• [YOUR GOAL] Copy each entry below without any change.

[Items from a document page collection]
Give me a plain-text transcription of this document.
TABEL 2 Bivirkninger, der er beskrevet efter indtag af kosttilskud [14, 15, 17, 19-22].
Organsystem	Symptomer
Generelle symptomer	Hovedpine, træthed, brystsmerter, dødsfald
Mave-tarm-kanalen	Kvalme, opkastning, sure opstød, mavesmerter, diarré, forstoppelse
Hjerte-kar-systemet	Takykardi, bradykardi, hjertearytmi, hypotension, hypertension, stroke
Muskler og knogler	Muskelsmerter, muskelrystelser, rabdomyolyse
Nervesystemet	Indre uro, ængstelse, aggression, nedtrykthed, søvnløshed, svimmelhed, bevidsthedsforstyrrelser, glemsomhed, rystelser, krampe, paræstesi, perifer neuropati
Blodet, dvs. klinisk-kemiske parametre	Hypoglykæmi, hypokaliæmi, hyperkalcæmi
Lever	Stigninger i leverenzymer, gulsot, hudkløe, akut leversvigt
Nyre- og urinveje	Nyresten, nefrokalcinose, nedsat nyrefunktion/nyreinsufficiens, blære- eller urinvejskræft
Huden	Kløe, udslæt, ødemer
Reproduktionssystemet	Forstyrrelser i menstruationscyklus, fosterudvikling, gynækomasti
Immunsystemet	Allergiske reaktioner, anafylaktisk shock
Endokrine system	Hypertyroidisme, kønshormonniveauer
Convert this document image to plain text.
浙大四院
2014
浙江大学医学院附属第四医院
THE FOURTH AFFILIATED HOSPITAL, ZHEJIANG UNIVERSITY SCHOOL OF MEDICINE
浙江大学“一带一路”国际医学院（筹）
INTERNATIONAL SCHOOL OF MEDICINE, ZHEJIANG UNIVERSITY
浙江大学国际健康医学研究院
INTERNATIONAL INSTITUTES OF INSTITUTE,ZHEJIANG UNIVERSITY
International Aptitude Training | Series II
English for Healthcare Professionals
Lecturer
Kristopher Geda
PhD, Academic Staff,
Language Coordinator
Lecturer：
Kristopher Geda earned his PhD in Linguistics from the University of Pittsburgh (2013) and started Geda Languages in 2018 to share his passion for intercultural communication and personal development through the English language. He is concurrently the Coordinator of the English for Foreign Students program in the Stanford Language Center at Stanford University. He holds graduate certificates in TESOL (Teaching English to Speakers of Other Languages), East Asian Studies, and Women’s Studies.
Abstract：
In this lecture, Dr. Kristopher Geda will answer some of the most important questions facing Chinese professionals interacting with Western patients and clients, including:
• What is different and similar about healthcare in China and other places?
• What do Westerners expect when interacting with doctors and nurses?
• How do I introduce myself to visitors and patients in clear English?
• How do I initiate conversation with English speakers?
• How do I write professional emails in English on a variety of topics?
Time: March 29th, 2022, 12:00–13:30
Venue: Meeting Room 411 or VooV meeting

• [TASK SOLUTION]
Give me a plain-text transcription of this document.
TABEL 2 Bivirkninger, der er beskrevet efter indtag af kosttilskud [14, 15, 17, 19-22].
Organsystem	Symptomer
Generelle symptomer	Hovedpine, træthed, brystsmerter, dødsfald
Mave-tarm-kanalen	Kvalme, opkastning, sure opstød, mavesmerter, diarré, forstoppelse
Hjerte-kar-systemet	Takykardi, bradykardi, hjertearytmi, hypotension, hypertension, stroke
Muskler og knogler	Muskelsmerter, muskelrystelser, rabdomyolyse
Nervesystemet	Indre uro, ængstelse, aggression, nedtrykthed, søvnløshed, svimmelhed, bevidsthedsforstyrrelser, glemsomhed, rystelser, krampe, paræstesi, perifer neuropati
Blodet, dvs. klinisk-kemiske parametre	Hypoglykæmi, hypokaliæmi, hyperkalcæmi
Lever	Stigninger i leverenzymer, gulsot, hudkløe, akut leversvigt
Nyre- og urinveje	Nyresten, nefrokalcinose, nedsat nyrefunktion/nyreinsufficiens, blære- eller urinvejskræft
Huden	Kløe, udslæt, ødemer
Reproduktionssystemet	Forstyrrelser i menstruationscyklus, fosterudvikling, gynækomasti
Immunsystemet	Allergiske reaktioner, anafylaktisk shock
Endokrine system	Hypertyroidisme, kønshormonniveauer
Convert this document image to plain text.
浙大四院
2014
浙江大学医学院附属第四医院
THE FOURTH AFFILIATED HOSPITAL, ZHEJIANG UNIVERSITY SCHOOL OF MEDICINE
浙江大学“一带一路”国际医学院（筹）
INTERNATIONAL SCHOOL OF MEDICINE, ZHEJIANG UNIVERSITY
浙江大学国际健康医学研究院
INTERNATIONAL INSTITUTES OF INSTITUTE,ZHEJIANG UNIVERSITY
International Aptitude Training | Series II
English for Healthcare Professionals
Lecturer
Kristopher Geda
PhD, Academic Staff,
Language Coordinator
Lecturer：
Kristopher Geda earned his PhD in Linguistics from the University of Pittsburgh (2013) and started Geda Languages in 2018 to share his passion for intercultural communication and personal development through the English language. He is concurrently the Coordinator of the English for Foreign Students program in the Stanford Language Center at Stanford University. He holds graduate certificates in TESOL (Teaching English to Speakers of Other Languages), East Asian Studies, and Women’s Studies.
Abstract：
In this lecture, Dr. Kristopher Geda will answer some of the most important questions facing Chinese professionals interacting with Western patients and clients, including:
• What is different and similar about healthcare in China and other places?
• What do Westerners expect when interacting with doctors and nurses?
• How do I introduce myself to visitors and patients in clear English?
• How do I initiate conversation with English speakers?
• How do I write professional emails in English on a variety of topics?
Time: March 29th, 2022, 12:00–13:30
Venue: Meeting Room 411 or VooV meeting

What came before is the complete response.